(QUOTED PASSAGE)
-=-=-=-=-
Note that there is no mention of XML in any of these steps. So at a fundamental level, XML is not part of the underlying Content Pipeline architecture.

XML enters the picture in two places:

In stage 1 of the steps described above, your file might well happen to be in XML format. If that is the case, you would want the importer in stage 2 to read XML data. There are many ways this can be achieved:

You could use our built in XmlImporter, which is a trivial wrapper around the IntermediateSerializer class
Or you could write a custom importer using any of the following:
- The standard .NET XmlSerializer
- Or XmlDocument
- Or XPath
- Or XmlReader
- Or the serializer formerly known as Indigo
- Or the WPF XAML serializer
- Or any of the various third party XML solutions
- Notice a trend here? .NET offers a lot of different ways to read XML data!

Why, given all these options, did we bother to create our own IntermediateSerializer? Weren't there enough different serializers already?

Because of the second place where the pipeline uses XML.

After the importer runs, but before the processor, we have an optional stage 2.5, where we write the data that was just loaded to an XML file in the obj directory. We do this for two reasons:

When you are debugging a problem with your data, it can be useful to examine it in a human readable XML format. This makes it easy to see exactly what has been read by the importer, and what is going into the processor.
For performance. Because we have cached the data in this XML file, if a later part of the build requests that same data again, we can just deserialize it rather than having to re-import the original file from scratch. This was originally designed to speed up the case where you change your processor code, requiring the processor to run again, but the importer and original file have not changed. We never had time to implement that level of smarts in the pipeline (I still hope we'll get around to it someday!) but this cache file is part of our planning to eventually make that possible.

Caching is optional: importers can turn it off by setting an attribute. We disable it for our texture importer (textures are big, fast to import, and not very interesting to debug, so caching them would be a waste of time) but we do cache the outputs from our X and FBX importers.
-=-=-=-=-
(DATA EXTRACT)
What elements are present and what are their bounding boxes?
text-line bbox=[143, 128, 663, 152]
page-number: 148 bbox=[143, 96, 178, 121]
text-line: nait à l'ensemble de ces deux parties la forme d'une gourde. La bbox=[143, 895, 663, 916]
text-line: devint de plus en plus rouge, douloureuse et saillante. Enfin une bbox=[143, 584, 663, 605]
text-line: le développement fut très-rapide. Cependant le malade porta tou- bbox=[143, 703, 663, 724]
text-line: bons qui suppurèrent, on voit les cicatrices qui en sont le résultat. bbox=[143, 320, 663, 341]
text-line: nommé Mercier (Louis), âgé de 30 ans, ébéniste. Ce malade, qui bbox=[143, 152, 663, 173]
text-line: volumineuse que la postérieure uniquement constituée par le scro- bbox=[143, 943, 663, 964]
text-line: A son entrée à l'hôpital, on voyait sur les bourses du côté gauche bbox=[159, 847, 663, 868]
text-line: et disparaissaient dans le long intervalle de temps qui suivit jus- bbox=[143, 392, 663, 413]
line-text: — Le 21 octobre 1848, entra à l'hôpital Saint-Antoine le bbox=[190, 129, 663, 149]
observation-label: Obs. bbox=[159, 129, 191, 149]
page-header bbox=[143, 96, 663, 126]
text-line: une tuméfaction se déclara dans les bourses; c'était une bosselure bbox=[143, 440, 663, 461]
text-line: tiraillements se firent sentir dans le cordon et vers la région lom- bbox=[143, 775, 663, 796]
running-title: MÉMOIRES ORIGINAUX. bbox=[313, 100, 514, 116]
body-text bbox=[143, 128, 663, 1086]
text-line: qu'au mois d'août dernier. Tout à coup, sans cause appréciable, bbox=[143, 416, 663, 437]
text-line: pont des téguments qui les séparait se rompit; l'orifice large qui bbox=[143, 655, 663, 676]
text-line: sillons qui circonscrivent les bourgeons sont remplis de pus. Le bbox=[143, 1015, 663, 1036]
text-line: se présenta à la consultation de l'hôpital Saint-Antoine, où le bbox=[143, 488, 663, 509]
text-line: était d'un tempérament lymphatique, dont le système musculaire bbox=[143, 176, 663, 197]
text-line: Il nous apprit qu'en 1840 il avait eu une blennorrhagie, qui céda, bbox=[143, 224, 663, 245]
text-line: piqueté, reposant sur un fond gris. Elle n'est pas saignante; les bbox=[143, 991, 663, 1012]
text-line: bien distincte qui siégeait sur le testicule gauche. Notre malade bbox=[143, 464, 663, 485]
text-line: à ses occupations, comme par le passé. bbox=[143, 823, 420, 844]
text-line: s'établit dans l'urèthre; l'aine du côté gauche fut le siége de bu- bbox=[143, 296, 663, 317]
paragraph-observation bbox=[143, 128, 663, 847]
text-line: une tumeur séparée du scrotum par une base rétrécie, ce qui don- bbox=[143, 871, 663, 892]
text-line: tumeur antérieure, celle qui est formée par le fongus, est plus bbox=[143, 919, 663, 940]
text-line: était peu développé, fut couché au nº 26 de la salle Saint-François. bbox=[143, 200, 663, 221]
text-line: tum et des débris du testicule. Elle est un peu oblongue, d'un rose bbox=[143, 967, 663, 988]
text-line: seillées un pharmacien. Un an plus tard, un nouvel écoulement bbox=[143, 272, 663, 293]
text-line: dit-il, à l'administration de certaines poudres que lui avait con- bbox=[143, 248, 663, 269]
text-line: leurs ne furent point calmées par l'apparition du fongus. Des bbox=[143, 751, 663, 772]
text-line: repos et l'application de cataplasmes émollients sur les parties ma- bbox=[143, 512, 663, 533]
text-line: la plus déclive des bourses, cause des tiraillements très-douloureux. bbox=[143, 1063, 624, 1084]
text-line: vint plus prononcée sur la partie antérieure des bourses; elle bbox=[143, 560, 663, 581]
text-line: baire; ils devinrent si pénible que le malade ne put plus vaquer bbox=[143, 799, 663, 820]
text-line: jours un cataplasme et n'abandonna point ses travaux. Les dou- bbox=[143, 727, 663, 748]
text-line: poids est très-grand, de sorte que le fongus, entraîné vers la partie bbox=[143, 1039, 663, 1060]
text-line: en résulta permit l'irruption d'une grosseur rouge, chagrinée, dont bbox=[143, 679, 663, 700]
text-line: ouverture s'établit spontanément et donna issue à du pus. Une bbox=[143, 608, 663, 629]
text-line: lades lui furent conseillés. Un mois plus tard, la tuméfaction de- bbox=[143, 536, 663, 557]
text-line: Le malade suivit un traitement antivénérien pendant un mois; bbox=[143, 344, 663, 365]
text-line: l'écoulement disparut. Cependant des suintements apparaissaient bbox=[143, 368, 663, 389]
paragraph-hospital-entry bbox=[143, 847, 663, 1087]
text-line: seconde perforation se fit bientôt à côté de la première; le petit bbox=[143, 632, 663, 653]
-=-=-=-=-
(AIM)
Copy the passage on how the Content Pipeline uses XML, between "Because of the" and "into the processor.", inclusive, and rename "processor" to "converter" throughout.

(RESPONSE BELOW)
Because of the second place where the pipeline uses XML.

After the importer runs, but before the converter, we have an optional stage 2.5, where we write the data that was just loaded to an XML file in the obj directory. We do this for two reasons:

When you are debugging a problem with your data, it can be useful to examine it in a human readable XML format. This makes it easy to see exactly what has been read by the importer, and what is going into the converter.